• EXTRACTED RECORDS
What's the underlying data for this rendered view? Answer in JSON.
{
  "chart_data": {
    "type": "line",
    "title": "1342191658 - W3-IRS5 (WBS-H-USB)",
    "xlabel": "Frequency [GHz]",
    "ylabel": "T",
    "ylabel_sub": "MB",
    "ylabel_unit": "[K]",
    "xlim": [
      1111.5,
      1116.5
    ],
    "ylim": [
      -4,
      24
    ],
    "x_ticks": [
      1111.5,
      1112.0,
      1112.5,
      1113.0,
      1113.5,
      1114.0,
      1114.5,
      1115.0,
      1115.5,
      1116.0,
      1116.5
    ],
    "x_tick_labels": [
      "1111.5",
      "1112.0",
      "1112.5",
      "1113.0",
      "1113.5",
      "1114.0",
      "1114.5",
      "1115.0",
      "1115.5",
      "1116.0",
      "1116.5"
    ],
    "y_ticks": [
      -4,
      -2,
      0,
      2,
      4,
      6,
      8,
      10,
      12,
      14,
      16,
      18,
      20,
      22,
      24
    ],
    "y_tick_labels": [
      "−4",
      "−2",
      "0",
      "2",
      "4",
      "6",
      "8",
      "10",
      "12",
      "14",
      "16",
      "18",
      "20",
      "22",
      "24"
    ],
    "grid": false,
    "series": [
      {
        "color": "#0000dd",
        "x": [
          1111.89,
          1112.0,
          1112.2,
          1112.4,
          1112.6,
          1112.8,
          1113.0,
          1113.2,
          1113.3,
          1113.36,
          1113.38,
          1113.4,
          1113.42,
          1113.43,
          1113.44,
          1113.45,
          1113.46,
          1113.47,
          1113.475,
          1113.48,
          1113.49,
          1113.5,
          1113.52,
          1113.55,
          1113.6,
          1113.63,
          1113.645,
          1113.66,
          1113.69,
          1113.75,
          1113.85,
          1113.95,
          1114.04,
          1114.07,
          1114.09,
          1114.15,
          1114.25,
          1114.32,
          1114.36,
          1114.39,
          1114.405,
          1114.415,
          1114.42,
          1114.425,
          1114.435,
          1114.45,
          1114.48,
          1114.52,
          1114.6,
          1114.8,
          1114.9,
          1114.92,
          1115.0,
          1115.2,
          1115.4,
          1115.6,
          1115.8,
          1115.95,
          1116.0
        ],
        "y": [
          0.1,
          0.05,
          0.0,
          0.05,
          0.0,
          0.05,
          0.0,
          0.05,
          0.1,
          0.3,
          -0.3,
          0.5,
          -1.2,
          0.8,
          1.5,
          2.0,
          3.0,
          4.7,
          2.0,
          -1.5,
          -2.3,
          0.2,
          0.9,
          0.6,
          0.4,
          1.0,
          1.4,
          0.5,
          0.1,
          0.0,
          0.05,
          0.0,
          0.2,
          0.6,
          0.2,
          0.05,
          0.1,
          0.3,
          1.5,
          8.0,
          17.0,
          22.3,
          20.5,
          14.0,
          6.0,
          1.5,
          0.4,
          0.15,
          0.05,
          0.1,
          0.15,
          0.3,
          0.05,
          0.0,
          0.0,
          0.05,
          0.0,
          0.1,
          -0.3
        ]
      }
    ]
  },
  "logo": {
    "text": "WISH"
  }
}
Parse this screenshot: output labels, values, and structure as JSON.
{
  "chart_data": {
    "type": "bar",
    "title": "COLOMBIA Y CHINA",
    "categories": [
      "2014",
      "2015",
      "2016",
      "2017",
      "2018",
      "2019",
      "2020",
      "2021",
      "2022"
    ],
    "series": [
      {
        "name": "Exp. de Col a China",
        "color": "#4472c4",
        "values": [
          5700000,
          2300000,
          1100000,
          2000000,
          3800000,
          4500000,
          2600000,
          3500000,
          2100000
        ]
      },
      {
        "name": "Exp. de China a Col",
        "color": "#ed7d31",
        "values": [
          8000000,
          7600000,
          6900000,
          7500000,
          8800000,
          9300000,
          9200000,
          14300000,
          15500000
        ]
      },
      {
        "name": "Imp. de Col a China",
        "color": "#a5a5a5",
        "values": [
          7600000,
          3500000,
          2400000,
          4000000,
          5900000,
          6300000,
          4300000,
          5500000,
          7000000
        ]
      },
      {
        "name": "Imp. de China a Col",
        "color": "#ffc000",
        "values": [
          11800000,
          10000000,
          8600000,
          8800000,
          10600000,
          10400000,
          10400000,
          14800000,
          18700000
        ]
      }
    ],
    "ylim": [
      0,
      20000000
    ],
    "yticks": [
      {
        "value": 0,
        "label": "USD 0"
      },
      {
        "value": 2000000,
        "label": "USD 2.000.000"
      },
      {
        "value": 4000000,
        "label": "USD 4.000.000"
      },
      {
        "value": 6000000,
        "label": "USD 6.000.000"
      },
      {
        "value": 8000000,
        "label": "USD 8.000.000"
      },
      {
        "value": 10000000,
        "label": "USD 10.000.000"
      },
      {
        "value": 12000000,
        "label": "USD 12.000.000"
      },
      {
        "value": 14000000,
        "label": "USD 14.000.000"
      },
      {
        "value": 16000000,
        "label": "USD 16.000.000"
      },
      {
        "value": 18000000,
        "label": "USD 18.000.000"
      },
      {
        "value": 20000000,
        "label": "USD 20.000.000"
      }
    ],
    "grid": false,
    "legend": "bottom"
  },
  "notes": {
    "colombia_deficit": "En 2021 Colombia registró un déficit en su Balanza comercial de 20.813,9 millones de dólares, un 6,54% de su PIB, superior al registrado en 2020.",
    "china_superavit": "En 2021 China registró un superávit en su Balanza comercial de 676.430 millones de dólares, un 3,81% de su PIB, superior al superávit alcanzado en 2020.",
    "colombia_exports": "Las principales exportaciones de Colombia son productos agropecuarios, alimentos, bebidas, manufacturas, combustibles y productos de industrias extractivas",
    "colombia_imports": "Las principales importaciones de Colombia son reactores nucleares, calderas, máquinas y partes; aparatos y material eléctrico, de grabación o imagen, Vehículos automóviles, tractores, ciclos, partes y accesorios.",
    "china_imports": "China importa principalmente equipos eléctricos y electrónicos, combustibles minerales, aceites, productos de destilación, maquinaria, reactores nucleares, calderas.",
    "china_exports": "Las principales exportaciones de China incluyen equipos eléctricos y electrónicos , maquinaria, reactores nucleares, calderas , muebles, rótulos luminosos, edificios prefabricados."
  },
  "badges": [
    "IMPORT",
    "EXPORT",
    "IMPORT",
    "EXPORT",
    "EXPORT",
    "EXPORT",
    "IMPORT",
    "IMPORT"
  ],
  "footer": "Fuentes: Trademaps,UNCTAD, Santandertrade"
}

• TASK TO CARRY OUT
Write out all the lines again, exactly as they are.

• REPLY
What's the underlying data for this rendered view? Answer in JSON.
{
  "chart_data": {
    "type": "line",
    "title": "1342191658 - W3-IRS5 (WBS-H-USB)",
    "xlabel": "Frequency [GHz]",
    "ylabel": "T",
    "ylabel_sub": "MB",
    "ylabel_unit": "[K]",
    "xlim": [
      1111.5,
      1116.5
    ],
    "ylim": [
      -4,
      24
    ],
    "x_ticks": [
      1111.5,
      1112.0,
      1112.5,
      1113.0,
      1113.5,
      1114.0,
      1114.5,
      1115.0,
      1115.5,
      1116.0,
      1116.5
    ],
    "x_tick_labels": [
      "1111.5",
      "1112.0",
      "1112.5",
      "1113.0",
      "1113.5",
      "1114.0",
      "1114.5",
      "1115.0",
      "1115.5",
      "1116.0",
      "1116.5"
    ],
    "y_ticks": [
      -4,
      -2,
      0,
      2,
      4,
      6,
      8,
      10,
      12,
      14,
      16,
      18,
      20,
      22,
      24
    ],
    "y_tick_labels": [
      "−4",
      "−2",
      "0",
      "2",
      "4",
      "6",
      "8",
      "10",
      "12",
      "14",
      "16",
      "18",
      "20",
      "22",
      "24"
    ],
    "grid": false,
    "series": [
      {
        "color": "#0000dd",
        "x": [
          1111.89,
          1112.0,
          1112.2,
          1112.4,
          1112.6,
          1112.8,
          1113.0,
          1113.2,
          1113.3,
          1113.36,
          1113.38,
          1113.4,
          1113.42,
          1113.43,
          1113.44,
          1113.45,
          1113.46,
          1113.47,
          1113.475,
          1113.48,
          1113.49,
          1113.5,
          1113.52,
          1113.55,
          1113.6,
          1113.63,
          1113.645,
          1113.66,
          1113.69,
          1113.75,
          1113.85,
          1113.95,
          1114.04,
          1114.07,
          1114.09,
          1114.15,
          1114.25,
          1114.32,
          1114.36,
          1114.39,
          1114.405,
          1114.415,
          1114.42,
          1114.425,
          1114.435,
          1114.45,
          1114.48,
          1114.52,
          1114.6,
          1114.8,
          1114.9,
          1114.92,
          1115.0,
          1115.2,
          1115.4,
          1115.6,
          1115.8,
          1115.95,
          1116.0
        ],
        "y": [
          0.1,
          0.05,
          0.0,
          0.05,
          0.0,
          0.05,
          0.0,
          0.05,
          0.1,
          0.3,
          -0.3,
          0.5,
          -1.2,
          0.8,
          1.5,
          2.0,
          3.0,
          4.7,
          2.0,
          -1.5,
          -2.3,
          0.2,
          0.9,
          0.6,
          0.4,
          1.0,
          1.4,
          0.5,
          0.1,
          0.0,
          0.05,
          0.0,
          0.2,
          0.6,
          0.2,
          0.05,
          0.1,
          0.3,
          1.5,
          8.0,
          17.0,
          22.3,
          20.5,
          14.0,
          6.0,
          1.5,
          0.4,
          0.15,
          0.05,
          0.1,
          0.15,
          0.3,
          0.05,
          0.0,
          0.0,
          0.05,
          0.0,
          0.1,
          -0.3
        ]
      }
    ]
  },
  "logo": {
    "text": "WISH"
  }
}
Parse this screenshot: output labels, values, and structure as JSON.
{
  "chart_data": {
    "type": "bar",
    "title": "COLOMBIA Y CHINA",
    "categories": [
      "2014",
      "2015",
      "2016",
      "2017",
      "2018",
      "2019",
      "2020",
      "2021",
      "2022"
    ],
    "series": [
      {
        "name": "Exp. de Col a China",
        "color": "#4472c4",
        "values": [
          5700000,
          2300000,
          1100000,
          2000000,
          3800000,
          4500000,
          2600000,
          3500000,
          2100000
        ]
      },
      {
        "name": "Exp. de China a Col",
        "color": "#ed7d31",
        "values": [
          8000000,
          7600000,
          6900000,
          7500000,
          8800000,
          9300000,
          9200000,
          14300000,
          15500000
        ]
      },
      {
        "name": "Imp. de Col a China",
        "color": "#a5a5a5",
        "values": [
          7600000,
          3500000,
          2400000,
          4000000,
          5900000,
          6300000,
          4300000,
          5500000,
          7000000
        ]
      },
      {
        "name": "Imp. de China a Col",
        "color": "#ffc000",
        "values": [
          11800000,
          10000000,
          8600000,
          8800000,
          10600000,
          10400000,
          10400000,
          14800000,
          18700000
        ]
      }
    ],
    "ylim": [
      0,
      20000000
    ],
    "yticks": [
      {
        "value": 0,
        "label": "USD 0"
      },
      {
        "value": 2000000,
        "label": "USD 2.000.000"
      },
      {
        "value": 4000000,
        "label": "USD 4.000.000"
      },
      {
        "value": 6000000,
        "label": "USD 6.000.000"
      },
      {
        "value": 8000000,
        "label": "USD 8.000.000"
      },
      {
        "value": 10000000,
        "label": "USD 10.000.000"
      },
      {
        "value": 12000000,
        "label": "USD 12.000.000"
      },
      {
        "value": 14000000,
        "label": "USD 14.000.000"
      },
      {
        "value": 16000000,
        "label": "USD 16.000.000"
      },
      {
        "value": 18000000,
        "label": "USD 18.000.000"
      },
      {
        "value": 20000000,
        "label": "USD 20.000.000"
      }
    ],
    "grid": false,
    "legend": "bottom"
  },
  "notes": {
    "colombia_deficit": "En 2021 Colombia registró un déficit en su Balanza comercial de 20.813,9 millones de dólares, un 6,54% de su PIB, superior al registrado en 2020.",
    "china_superavit": "En 2021 China registró un superávit en su Balanza comercial de 676.430 millones de dólares, un 3,81% de su PIB, superior al superávit alcanzado en 2020.",
    "colombia_exports": "Las principales exportaciones de Colombia son productos agropecuarios, alimentos, bebidas, manufacturas, combustibles y productos de industrias extractivas",
    "colombia_imports": "Las principales importaciones de Colombia son reactores nucleares, calderas, máquinas y partes; aparatos y material eléctrico, de grabación o imagen, Vehículos automóviles, tractores, ciclos, partes y accesorios.",
    "china_imports": "China importa principalmente equipos eléctricos y electrónicos, combustibles minerales, aceites, productos de destilación, maquinaria, reactores nucleares, calderas.",
    "china_exports": "Las principales exportaciones de China incluyen equipos eléctricos y electrónicos , maquinaria, reactores nucleares, calderas , muebles, rótulos luminosos, edificios prefabricados."
  },
  "badges": [
    "IMPORT",
    "EXPORT",
    "IMPORT",
    "EXPORT",
    "EXPORT",
    "EXPORT",
    "IMPORT",
    "IMPORT"
  ],
  "footer": "Fuentes: Trademaps,UNCTAD, Santandertrade"
}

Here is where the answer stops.